• [What is required] Return the records word for word. Any pictures in them are not part of the copy.
---- Data for the task
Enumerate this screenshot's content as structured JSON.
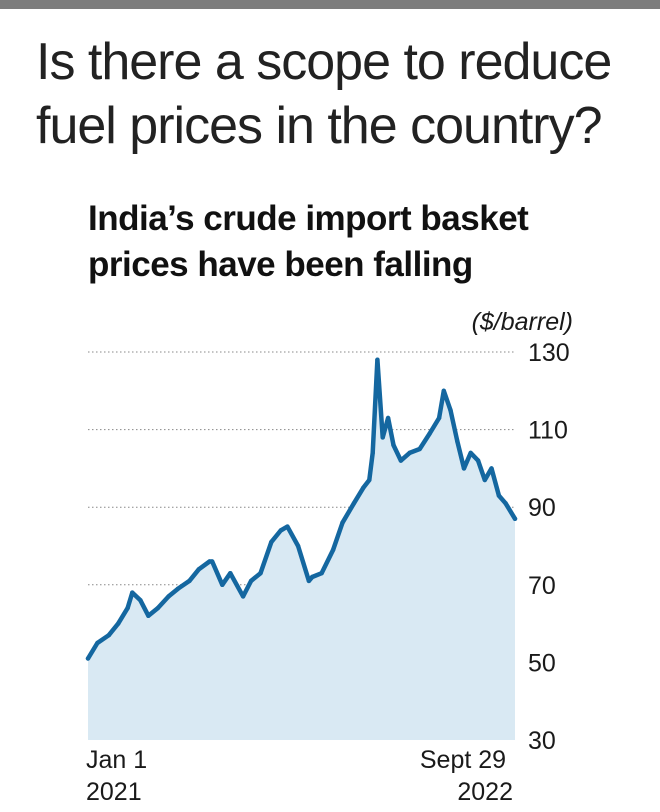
{
  "headline": {
    "line1": "Is there a scope to reduce",
    "line2": "fuel prices in the country?"
  },
  "subtitle": {
    "line1": "India’s crude import basket",
    "line2": "prices have been falling"
  },
  "colors": {
    "line": "#1467a0",
    "area": "#d9e9f3",
    "top_bar": "#7d7d7d",
    "grid": "#888888"
  },
  "chart_data": {
    "type": "area",
    "title": "India’s crude import basket prices have been falling",
    "ylabel": "($/barrel)",
    "ylim": [
      30,
      130
    ],
    "yticks": [
      130,
      110,
      90,
      70,
      50,
      30
    ],
    "x_start_label": [
      "Jan 1",
      "2021"
    ],
    "x_end_label": [
      "Sept 29",
      "2022"
    ],
    "grid": "horizontal dotted",
    "x": [
      "2021-01-01",
      "2021-01-15",
      "2021-02-01",
      "2021-02-15",
      "2021-03-01",
      "2021-03-08",
      "2021-03-20",
      "2021-04-01",
      "2021-04-15",
      "2021-05-01",
      "2021-05-15",
      "2021-06-01",
      "2021-06-15",
      "2021-07-01",
      "2021-07-05",
      "2021-07-20",
      "2021-08-01",
      "2021-08-20",
      "2021-09-01",
      "2021-09-15",
      "2021-10-01",
      "2021-10-15",
      "2021-10-25",
      "2021-11-10",
      "2021-11-26",
      "2021-12-01",
      "2021-12-15",
      "2022-01-01",
      "2022-01-15",
      "2022-02-01",
      "2022-02-15",
      "2022-02-24",
      "2022-03-01",
      "2022-03-08",
      "2022-03-16",
      "2022-03-24",
      "2022-04-01",
      "2022-04-12",
      "2022-04-25",
      "2022-05-10",
      "2022-05-25",
      "2022-06-08",
      "2022-06-15",
      "2022-06-25",
      "2022-07-05",
      "2022-07-15",
      "2022-07-25",
      "2022-08-05",
      "2022-08-15",
      "2022-08-25",
      "2022-09-05",
      "2022-09-15",
      "2022-09-29"
    ],
    "series": [
      {
        "values": [
          51,
          55,
          57,
          60,
          64,
          68,
          66,
          62,
          64,
          67,
          69,
          71,
          74,
          76,
          76,
          70,
          73,
          67,
          71,
          73,
          81,
          84,
          85,
          80,
          71,
          72,
          73,
          79,
          86,
          91,
          95,
          97,
          104,
          128,
          108,
          113,
          106,
          102,
          104,
          105,
          109,
          113,
          120,
          115,
          107,
          100,
          104,
          102,
          97,
          100,
          93,
          91,
          87
        ]
      }
    ]
  }
}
--------
• [Task response]
Enumerate this screenshot's content as structured JSON.
{
  "headline": {
    "line1": "Is there a scope to reduce",
    "line2": "fuel prices in the country?"
  },
  "subtitle": {
    "line1": "India’s crude import basket",
    "line2": "prices have been falling"
  },
  "colors": {
    "line": "#1467a0",
    "area": "#d9e9f3",
    "top_bar": "#7d7d7d",
    "grid": "#888888"
  },
  "chart_data": {
    "type": "area",
    "title": "India’s crude import basket prices have been falling",
    "ylabel": "($/barrel)",
    "ylim": [
      30,
      130
    ],
    "yticks": [
      130,
      110,
      90,
      70,
      50,
      30
    ],
    "x_start_label": [
      "Jan 1",
      "2021"
    ],
    "x_end_label": [
      "Sept 29",
      "2022"
    ],
    "grid": "horizontal dotted",
    "x": [
      "2021-01-01",
      "2021-01-15",
      "2021-02-01",
      "2021-02-15",
      "2021-03-01",
      "2021-03-08",
      "2021-03-20",
      "2021-04-01",
      "2021-04-15",
      "2021-05-01",
      "2021-05-15",
      "2021-06-01",
      "2021-06-15",
      "2021-07-01",
      "2021-07-05",
      "2021-07-20",
      "2021-08-01",
      "2021-08-20",
      "2021-09-01",
      "2021-09-15",
      "2021-10-01",
      "2021-10-15",
      "2021-10-25",
      "2021-11-10",
      "2021-11-26",
      "2021-12-01",
      "2021-12-15",
      "2022-01-01",
      "2022-01-15",
      "2022-02-01",
      "2022-02-15",
      "2022-02-24",
      "2022-03-01",
      "2022-03-08",
      "2022-03-16",
      "2022-03-24",
      "2022-04-01",
      "2022-04-12",
      "2022-04-25",
      "2022-05-10",
      "2022-05-25",
      "2022-06-08",
      "2022-06-15",
      "2022-06-25",
      "2022-07-05",
      "2022-07-15",
      "2022-07-25",
      "2022-08-05",
      "2022-08-15",
      "2022-08-25",
      "2022-09-05",
      "2022-09-15",
      "2022-09-29"
    ],
    "series": [
      {
        "values": [
          51,
          55,
          57,
          60,
          64,
          68,
          66,
          62,
          64,
          67,
          69,
          71,
          74,
          76,
          76,
          70,
          73,
          67,
          71,
          73,
          81,
          84,
          85,
          80,
          71,
          72,
          73,
          79,
          86,
          91,
          95,
          97,
          104,
          128,
          108,
          113,
          106,
          102,
          104,
          105,
          109,
          113,
          120,
          115,
          107,
          100,
          104,
          102,
          97,
          100,
          93,
          91,
          87
        ]
      }
    ]
  }
}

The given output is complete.